=== Information supplied ===

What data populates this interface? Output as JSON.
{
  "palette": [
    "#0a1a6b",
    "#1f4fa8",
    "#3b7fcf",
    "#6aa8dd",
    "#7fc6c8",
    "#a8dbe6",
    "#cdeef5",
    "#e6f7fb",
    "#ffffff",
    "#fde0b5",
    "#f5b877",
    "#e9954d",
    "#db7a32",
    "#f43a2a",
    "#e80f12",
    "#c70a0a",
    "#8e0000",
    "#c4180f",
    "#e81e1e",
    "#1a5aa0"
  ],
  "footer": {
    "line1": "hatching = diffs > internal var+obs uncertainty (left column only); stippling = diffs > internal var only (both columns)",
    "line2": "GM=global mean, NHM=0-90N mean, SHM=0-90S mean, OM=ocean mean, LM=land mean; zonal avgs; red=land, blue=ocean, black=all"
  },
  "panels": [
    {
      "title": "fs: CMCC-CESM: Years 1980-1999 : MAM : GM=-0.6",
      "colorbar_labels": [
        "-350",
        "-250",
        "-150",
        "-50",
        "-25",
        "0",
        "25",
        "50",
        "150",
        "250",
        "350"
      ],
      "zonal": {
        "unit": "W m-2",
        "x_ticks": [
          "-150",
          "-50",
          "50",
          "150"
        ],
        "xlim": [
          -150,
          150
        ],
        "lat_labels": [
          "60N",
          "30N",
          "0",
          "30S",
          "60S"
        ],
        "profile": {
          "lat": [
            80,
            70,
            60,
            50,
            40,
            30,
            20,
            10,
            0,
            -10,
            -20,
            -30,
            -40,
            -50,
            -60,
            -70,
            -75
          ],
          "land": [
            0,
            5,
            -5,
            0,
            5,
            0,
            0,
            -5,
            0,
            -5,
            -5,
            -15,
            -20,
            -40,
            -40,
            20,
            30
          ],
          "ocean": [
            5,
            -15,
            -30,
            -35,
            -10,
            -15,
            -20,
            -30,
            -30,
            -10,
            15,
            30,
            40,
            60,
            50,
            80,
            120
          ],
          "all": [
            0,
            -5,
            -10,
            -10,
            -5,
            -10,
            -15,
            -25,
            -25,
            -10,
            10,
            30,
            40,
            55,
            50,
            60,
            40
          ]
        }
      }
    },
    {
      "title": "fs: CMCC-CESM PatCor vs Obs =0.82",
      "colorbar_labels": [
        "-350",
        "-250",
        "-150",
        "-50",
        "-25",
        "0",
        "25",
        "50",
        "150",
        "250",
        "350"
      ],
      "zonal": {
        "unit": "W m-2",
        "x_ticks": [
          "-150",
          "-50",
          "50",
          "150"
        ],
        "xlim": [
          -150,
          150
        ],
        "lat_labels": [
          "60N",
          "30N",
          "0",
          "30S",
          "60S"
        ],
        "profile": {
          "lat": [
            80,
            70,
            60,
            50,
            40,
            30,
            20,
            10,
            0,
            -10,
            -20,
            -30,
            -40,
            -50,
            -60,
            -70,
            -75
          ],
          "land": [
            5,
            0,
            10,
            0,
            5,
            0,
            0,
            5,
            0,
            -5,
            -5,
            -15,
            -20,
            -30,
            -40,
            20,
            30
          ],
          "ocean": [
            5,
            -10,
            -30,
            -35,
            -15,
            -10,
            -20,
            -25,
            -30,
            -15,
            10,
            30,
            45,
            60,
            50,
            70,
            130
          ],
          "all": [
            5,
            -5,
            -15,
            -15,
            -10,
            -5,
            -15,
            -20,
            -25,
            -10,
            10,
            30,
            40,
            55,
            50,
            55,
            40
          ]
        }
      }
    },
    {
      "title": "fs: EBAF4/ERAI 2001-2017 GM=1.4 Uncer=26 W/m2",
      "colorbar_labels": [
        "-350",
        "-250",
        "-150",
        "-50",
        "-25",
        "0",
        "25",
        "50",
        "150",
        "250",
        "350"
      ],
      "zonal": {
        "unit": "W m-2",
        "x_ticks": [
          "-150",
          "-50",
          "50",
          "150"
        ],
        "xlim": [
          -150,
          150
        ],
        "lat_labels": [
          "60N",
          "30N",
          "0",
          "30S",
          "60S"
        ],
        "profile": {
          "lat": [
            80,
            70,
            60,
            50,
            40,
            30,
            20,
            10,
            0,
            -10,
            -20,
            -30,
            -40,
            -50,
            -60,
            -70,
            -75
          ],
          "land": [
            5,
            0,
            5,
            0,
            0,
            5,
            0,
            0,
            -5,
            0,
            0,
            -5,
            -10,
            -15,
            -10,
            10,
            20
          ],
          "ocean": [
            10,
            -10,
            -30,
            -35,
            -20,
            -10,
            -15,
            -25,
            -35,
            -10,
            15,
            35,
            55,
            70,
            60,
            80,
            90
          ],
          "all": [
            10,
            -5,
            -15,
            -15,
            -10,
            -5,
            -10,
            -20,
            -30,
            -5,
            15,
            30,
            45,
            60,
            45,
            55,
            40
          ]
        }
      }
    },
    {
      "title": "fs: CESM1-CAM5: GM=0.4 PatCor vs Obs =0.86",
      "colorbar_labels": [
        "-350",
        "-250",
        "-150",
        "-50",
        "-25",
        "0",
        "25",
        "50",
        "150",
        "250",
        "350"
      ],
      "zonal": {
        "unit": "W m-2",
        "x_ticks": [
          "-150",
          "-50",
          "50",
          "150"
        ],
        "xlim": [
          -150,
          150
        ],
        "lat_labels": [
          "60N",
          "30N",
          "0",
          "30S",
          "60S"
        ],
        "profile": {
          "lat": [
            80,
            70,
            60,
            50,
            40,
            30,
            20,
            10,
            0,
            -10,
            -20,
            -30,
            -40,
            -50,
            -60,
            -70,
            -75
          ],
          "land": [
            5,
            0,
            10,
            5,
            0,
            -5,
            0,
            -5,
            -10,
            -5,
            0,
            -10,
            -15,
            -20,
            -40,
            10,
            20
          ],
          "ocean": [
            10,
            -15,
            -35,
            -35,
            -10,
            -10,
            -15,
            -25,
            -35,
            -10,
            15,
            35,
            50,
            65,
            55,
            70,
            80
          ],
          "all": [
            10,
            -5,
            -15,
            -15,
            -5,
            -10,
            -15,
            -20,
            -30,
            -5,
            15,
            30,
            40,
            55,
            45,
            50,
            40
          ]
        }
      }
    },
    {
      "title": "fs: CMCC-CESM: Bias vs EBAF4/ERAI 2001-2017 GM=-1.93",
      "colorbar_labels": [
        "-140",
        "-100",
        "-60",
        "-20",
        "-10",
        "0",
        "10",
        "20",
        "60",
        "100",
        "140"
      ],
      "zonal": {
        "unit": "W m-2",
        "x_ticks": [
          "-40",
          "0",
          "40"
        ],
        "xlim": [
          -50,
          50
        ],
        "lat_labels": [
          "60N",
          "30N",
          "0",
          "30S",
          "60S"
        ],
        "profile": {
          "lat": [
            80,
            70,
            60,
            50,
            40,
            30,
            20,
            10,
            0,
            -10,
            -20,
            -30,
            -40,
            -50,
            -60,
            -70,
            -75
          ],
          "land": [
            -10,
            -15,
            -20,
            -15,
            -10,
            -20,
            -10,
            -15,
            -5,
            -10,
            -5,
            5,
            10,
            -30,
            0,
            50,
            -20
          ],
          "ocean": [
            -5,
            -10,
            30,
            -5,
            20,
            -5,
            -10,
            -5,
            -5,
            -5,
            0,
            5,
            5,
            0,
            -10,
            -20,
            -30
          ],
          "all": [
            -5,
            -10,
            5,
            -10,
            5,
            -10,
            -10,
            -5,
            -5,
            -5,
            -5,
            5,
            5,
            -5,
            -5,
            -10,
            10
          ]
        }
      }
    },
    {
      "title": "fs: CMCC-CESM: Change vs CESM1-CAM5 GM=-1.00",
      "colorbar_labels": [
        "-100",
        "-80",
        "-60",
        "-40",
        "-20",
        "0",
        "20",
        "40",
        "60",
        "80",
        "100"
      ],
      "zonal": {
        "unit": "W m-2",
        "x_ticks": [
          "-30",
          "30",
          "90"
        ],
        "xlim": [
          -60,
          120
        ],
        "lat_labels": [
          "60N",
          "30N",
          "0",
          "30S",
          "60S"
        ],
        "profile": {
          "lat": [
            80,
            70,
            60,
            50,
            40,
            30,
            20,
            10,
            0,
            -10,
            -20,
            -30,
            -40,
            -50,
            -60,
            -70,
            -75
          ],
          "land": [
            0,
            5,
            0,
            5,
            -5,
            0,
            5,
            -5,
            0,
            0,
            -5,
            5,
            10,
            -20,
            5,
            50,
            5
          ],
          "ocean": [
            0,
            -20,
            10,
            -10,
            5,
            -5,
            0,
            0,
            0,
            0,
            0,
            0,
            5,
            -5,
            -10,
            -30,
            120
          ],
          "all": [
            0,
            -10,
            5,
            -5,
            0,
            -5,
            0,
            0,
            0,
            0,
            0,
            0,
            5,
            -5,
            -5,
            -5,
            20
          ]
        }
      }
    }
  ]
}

===

== Your instructions ==
Each line holding "ERAI" must be found and copied.

== Reply ==
      "title": "fs: EBAF4/ERAI 2001-2017 GM=1.4 Uncer=26 W/m2",
      "title": "fs: CMCC-CESM: Bias vs EBAF4/ERAI 2001-2017 GM=-1.93",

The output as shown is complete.